Given records:
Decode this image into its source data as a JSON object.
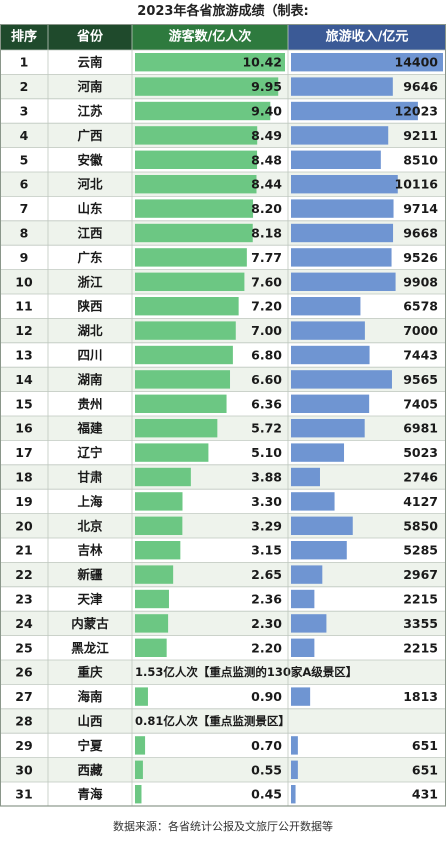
{
  "title": "2023年各省旅游成绩（制表:",
  "footer": "数据来源：各省统计公报及文旅厅公开数据等",
  "colors": {
    "header_bg": "#1f4a2c",
    "header_col3_bg": "#2e7a3e",
    "header_col4_bg": "#3b5a96",
    "green_bar": "#6cc783",
    "blue_bar": "#6f95d2",
    "row_alt": "#eef3ec",
    "grid": "#bfc8bf"
  },
  "chart_data": {
    "type": "table",
    "columns": [
      "排序",
      "省份",
      "游客数/亿人次",
      "旅游收入/亿元"
    ],
    "visitors_max": 10.42,
    "revenue_max": 14400,
    "rows": [
      {
        "rank": "1",
        "province": "云南",
        "visitors": 10.42,
        "visitors_label": "10.42",
        "revenue": 14400,
        "revenue_label": "14400"
      },
      {
        "rank": "2",
        "province": "河南",
        "visitors": 9.95,
        "visitors_label": "9.95",
        "revenue": 9646,
        "revenue_label": "9646"
      },
      {
        "rank": "3",
        "province": "江苏",
        "visitors": 9.4,
        "visitors_label": "9.40",
        "revenue": 12023,
        "revenue_label": "12023"
      },
      {
        "rank": "4",
        "province": "广西",
        "visitors": 8.49,
        "visitors_label": "8.49",
        "revenue": 9211,
        "revenue_label": "9211"
      },
      {
        "rank": "5",
        "province": "安徽",
        "visitors": 8.48,
        "visitors_label": "8.48",
        "revenue": 8510,
        "revenue_label": "8510"
      },
      {
        "rank": "6",
        "province": "河北",
        "visitors": 8.44,
        "visitors_label": "8.44",
        "revenue": 10116,
        "revenue_label": "10116"
      },
      {
        "rank": "7",
        "province": "山东",
        "visitors": 8.2,
        "visitors_label": "8.20",
        "revenue": 9714,
        "revenue_label": "9714"
      },
      {
        "rank": "8",
        "province": "江西",
        "visitors": 8.18,
        "visitors_label": "8.18",
        "revenue": 9668,
        "revenue_label": "9668"
      },
      {
        "rank": "9",
        "province": "广东",
        "visitors": 7.77,
        "visitors_label": "7.77",
        "revenue": 9526,
        "revenue_label": "9526"
      },
      {
        "rank": "10",
        "province": "浙江",
        "visitors": 7.6,
        "visitors_label": "7.60",
        "revenue": 9908,
        "revenue_label": "9908"
      },
      {
        "rank": "11",
        "province": "陕西",
        "visitors": 7.2,
        "visitors_label": "7.20",
        "revenue": 6578,
        "revenue_label": "6578"
      },
      {
        "rank": "12",
        "province": "湖北",
        "visitors": 7.0,
        "visitors_label": "7.00",
        "revenue": 7000,
        "revenue_label": "7000"
      },
      {
        "rank": "13",
        "province": "四川",
        "visitors": 6.8,
        "visitors_label": "6.80",
        "revenue": 7443,
        "revenue_label": "7443"
      },
      {
        "rank": "14",
        "province": "湖南",
        "visitors": 6.6,
        "visitors_label": "6.60",
        "revenue": 9565,
        "revenue_label": "9565"
      },
      {
        "rank": "15",
        "province": "贵州",
        "visitors": 6.36,
        "visitors_label": "6.36",
        "revenue": 7405,
        "revenue_label": "7405"
      },
      {
        "rank": "16",
        "province": "福建",
        "visitors": 5.72,
        "visitors_label": "5.72",
        "revenue": 6981,
        "revenue_label": "6981"
      },
      {
        "rank": "17",
        "province": "辽宁",
        "visitors": 5.1,
        "visitors_label": "5.10",
        "revenue": 5023,
        "revenue_label": "5023"
      },
      {
        "rank": "18",
        "province": "甘肃",
        "visitors": 3.88,
        "visitors_label": "3.88",
        "revenue": 2746,
        "revenue_label": "2746"
      },
      {
        "rank": "19",
        "province": "上海",
        "visitors": 3.3,
        "visitors_label": "3.30",
        "revenue": 4127,
        "revenue_label": "4127"
      },
      {
        "rank": "20",
        "province": "北京",
        "visitors": 3.29,
        "visitors_label": "3.29",
        "revenue": 5850,
        "revenue_label": "5850"
      },
      {
        "rank": "21",
        "province": "吉林",
        "visitors": 3.15,
        "visitors_label": "3.15",
        "revenue": 5285,
        "revenue_label": "5285"
      },
      {
        "rank": "22",
        "province": "新疆",
        "visitors": 2.65,
        "visitors_label": "2.65",
        "revenue": 2967,
        "revenue_label": "2967"
      },
      {
        "rank": "23",
        "province": "天津",
        "visitors": 2.36,
        "visitors_label": "2.36",
        "revenue": 2215,
        "revenue_label": "2215"
      },
      {
        "rank": "24",
        "province": "内蒙古",
        "visitors": 2.3,
        "visitors_label": "2.30",
        "revenue": 3355,
        "revenue_label": "3355"
      },
      {
        "rank": "25",
        "province": "黑龙江",
        "visitors": 2.2,
        "visitors_label": "2.20",
        "revenue": 2215,
        "revenue_label": "2215"
      },
      {
        "rank": "26",
        "province": "重庆",
        "note": "1.53亿人次【重点监测的130家A级景区】"
      },
      {
        "rank": "27",
        "province": "海南",
        "visitors": 0.9,
        "visitors_label": "0.90",
        "revenue": 1813,
        "revenue_label": "1813"
      },
      {
        "rank": "28",
        "province": "山西",
        "note": "0.81亿人次【重点监测景区】"
      },
      {
        "rank": "29",
        "province": "宁夏",
        "visitors": 0.7,
        "visitors_label": "0.70",
        "revenue": 651,
        "revenue_label": "651"
      },
      {
        "rank": "30",
        "province": "西藏",
        "visitors": 0.55,
        "visitors_label": "0.55",
        "revenue": 651,
        "revenue_label": "651"
      },
      {
        "rank": "31",
        "province": "青海",
        "visitors": 0.45,
        "visitors_label": "0.45",
        "revenue": 431,
        "revenue_label": "431"
      }
    ]
  }
}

Short task: Look through the data above. Copy every line with the string "note" in it.

Full answer:
        "note": "1.53亿人次【重点监测的130家A级景区】"
        "note": "0.81亿人次【重点监测景区】"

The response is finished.